"""

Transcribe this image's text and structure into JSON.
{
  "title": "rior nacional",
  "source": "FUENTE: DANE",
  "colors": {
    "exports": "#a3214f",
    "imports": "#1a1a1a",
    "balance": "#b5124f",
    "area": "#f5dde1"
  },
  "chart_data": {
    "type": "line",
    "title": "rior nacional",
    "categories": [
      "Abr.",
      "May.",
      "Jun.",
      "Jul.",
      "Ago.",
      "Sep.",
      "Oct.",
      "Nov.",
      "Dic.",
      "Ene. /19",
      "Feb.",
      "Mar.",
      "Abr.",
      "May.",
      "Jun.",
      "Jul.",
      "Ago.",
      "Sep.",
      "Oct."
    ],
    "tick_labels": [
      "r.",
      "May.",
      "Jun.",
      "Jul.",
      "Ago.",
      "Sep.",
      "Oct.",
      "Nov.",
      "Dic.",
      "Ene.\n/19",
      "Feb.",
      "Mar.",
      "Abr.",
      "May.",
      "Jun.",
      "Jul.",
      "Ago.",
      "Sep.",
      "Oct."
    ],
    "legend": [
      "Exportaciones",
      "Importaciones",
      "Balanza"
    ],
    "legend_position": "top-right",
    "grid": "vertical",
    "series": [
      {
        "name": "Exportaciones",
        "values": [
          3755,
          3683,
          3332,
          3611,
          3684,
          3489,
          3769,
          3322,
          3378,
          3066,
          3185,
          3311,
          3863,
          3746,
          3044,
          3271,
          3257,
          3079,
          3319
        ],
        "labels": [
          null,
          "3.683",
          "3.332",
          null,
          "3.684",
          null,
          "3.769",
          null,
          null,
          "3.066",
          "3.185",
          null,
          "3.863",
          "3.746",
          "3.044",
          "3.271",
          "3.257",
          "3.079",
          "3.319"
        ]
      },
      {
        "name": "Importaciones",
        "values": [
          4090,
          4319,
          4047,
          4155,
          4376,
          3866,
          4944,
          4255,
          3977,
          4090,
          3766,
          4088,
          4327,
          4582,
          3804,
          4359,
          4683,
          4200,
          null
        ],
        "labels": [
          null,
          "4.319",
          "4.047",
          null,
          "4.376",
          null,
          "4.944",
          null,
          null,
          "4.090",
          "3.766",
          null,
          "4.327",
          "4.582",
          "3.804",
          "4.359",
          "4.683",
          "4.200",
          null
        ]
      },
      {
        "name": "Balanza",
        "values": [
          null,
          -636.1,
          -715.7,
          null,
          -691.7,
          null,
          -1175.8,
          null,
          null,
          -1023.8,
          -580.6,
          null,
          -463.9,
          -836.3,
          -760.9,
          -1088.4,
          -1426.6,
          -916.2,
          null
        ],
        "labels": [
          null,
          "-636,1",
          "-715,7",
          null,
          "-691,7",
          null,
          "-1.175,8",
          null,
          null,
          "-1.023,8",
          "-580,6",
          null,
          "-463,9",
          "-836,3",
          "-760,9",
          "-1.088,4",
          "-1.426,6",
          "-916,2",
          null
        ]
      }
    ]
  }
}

"""

**Your instructions:** Reply with only the number of lines in the entries that contain the word "rior".

**Result for this task:** 2